What to work on | Repeat all of the records verbatim.

Given records |
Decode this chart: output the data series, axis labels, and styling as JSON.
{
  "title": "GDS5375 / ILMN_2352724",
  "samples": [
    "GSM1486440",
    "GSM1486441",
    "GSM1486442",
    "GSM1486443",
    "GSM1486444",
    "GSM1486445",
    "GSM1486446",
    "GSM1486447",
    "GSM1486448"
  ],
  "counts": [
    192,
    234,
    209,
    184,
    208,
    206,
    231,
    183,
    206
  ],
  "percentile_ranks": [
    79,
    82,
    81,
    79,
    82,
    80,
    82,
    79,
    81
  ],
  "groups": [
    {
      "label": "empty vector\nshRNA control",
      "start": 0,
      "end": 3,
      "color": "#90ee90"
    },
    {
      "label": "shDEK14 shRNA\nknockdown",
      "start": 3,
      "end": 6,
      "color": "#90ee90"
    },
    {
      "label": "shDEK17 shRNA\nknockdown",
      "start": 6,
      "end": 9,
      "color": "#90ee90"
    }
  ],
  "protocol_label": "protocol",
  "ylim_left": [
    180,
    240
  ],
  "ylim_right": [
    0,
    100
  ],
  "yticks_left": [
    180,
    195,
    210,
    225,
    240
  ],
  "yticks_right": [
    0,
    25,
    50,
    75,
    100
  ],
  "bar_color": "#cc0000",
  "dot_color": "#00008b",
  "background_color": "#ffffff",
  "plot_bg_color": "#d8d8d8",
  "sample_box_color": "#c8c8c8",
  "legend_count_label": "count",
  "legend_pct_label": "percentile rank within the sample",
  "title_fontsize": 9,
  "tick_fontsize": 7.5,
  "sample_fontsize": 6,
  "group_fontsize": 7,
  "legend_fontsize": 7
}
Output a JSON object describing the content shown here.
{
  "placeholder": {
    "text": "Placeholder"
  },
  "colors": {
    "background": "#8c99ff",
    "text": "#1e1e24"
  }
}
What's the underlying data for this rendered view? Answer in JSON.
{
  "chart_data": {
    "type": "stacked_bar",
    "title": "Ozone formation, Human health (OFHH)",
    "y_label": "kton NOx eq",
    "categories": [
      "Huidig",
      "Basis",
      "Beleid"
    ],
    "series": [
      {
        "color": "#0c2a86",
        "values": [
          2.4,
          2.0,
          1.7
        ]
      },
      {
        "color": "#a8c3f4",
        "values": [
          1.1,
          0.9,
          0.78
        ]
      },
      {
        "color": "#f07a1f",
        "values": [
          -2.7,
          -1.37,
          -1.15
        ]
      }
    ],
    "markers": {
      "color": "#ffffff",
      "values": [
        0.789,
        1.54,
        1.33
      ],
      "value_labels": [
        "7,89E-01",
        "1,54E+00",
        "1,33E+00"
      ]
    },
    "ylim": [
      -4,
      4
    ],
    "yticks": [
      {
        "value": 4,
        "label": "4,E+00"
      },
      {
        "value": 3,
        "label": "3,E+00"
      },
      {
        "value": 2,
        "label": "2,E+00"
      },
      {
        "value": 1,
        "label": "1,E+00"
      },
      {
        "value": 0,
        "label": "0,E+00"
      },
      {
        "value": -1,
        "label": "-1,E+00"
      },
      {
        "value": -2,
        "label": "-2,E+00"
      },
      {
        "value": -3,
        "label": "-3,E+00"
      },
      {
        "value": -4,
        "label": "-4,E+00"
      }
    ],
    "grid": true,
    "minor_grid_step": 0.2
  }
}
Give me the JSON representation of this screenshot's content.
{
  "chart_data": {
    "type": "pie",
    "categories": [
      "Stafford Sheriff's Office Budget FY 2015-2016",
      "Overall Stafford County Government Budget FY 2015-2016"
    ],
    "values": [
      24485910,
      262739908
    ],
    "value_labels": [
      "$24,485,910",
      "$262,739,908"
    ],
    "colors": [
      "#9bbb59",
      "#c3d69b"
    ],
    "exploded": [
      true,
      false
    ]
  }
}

Solution to this task |
Decode this chart: output the data series, axis labels, and styling as JSON.
{
  "title": "GDS5375 / ILMN_2352724",
  "samples": [
    "GSM1486440",
    "GSM1486441",
    "GSM1486442",
    "GSM1486443",
    "GSM1486444",
    "GSM1486445",
    "GSM1486446",
    "GSM1486447",
    "GSM1486448"
  ],
  "counts": [
    192,
    234,
    209,
    184,
    208,
    206,
    231,
    183,
    206
  ],
  "percentile_ranks": [
    79,
    82,
    81,
    79,
    82,
    80,
    82,
    79,
    81
  ],
  "groups": [
    {
      "label": "empty vector\nshRNA control",
      "start": 0,
      "end": 3,
      "color": "#90ee90"
    },
    {
      "label": "shDEK14 shRNA\nknockdown",
      "start": 3,
      "end": 6,
      "color": "#90ee90"
    },
    {
      "label": "shDEK17 shRNA\nknockdown",
      "start": 6,
      "end": 9,
      "color": "#90ee90"
    }
  ],
  "protocol_label": "protocol",
  "ylim_left": [
    180,
    240
  ],
  "ylim_right": [
    0,
    100
  ],
  "yticks_left": [
    180,
    195,
    210,
    225,
    240
  ],
  "yticks_right": [
    0,
    25,
    50,
    75,
    100
  ],
  "bar_color": "#cc0000",
  "dot_color": "#00008b",
  "background_color": "#ffffff",
  "plot_bg_color": "#d8d8d8",
  "sample_box_color": "#c8c8c8",
  "legend_count_label": "count",
  "legend_pct_label": "percentile rank within the sample",
  "title_fontsize": 9,
  "tick_fontsize": 7.5,
  "sample_fontsize": 6,
  "group_fontsize": 7,
  "legend_fontsize": 7
}
Output a JSON object describing the content shown here.
{
  "placeholder": {
    "text": "Placeholder"
  },
  "colors": {
    "background": "#8c99ff",
    "text": "#1e1e24"
  }
}
What's the underlying data for this rendered view? Answer in JSON.
{
  "chart_data": {
    "type": "stacked_bar",
    "title": "Ozone formation, Human health (OFHH)",
    "y_label": "kton NOx eq",
    "categories": [
      "Huidig",
      "Basis",
      "Beleid"
    ],
    "series": [
      {
        "color": "#0c2a86",
        "values": [
          2.4,
          2.0,
          1.7
        ]
      },
      {
        "color": "#a8c3f4",
        "values": [
          1.1,
          0.9,
          0.78
        ]
      },
      {
        "color": "#f07a1f",
        "values": [
          -2.7,
          -1.37,
          -1.15
        ]
      }
    ],
    "markers": {
      "color": "#ffffff",
      "values": [
        0.789,
        1.54,
        1.33
      ],
      "value_labels": [
        "7,89E-01",
        "1,54E+00",
        "1,33E+00"
      ]
    },
    "ylim": [
      -4,
      4
    ],
    "yticks": [
      {
        "value": 4,
        "label": "4,E+00"
      },
      {
        "value": 3,
        "label": "3,E+00"
      },
      {
        "value": 2,
        "label": "2,E+00"
      },
      {
        "value": 1,
        "label": "1,E+00"
      },
      {
        "value": 0,
        "label": "0,E+00"
      },
      {
        "value": -1,
        "label": "-1,E+00"
      },
      {
        "value": -2,
        "label": "-2,E+00"
      },
      {
        "value": -3,
        "label": "-3,E+00"
      },
      {
        "value": -4,
        "label": "-4,E+00"
      }
    ],
    "grid": true,
    "minor_grid_step": 0.2
  }
}
Give me the JSON representation of this screenshot's content.
{
  "chart_data": {
    "type": "pie",
    "categories": [
      "Stafford Sheriff's Office Budget FY 2015-2016",
      "Overall Stafford County Government Budget FY 2015-2016"
    ],
    "values": [
      24485910,
      262739908
    ],
    "value_labels": [
      "$24,485,910",
      "$262,739,908"
    ],
    "colors": [
      "#9bbb59",
      "#c3d69b"
    ],
    "exploded": [
      true,
      false
    ]
  }
}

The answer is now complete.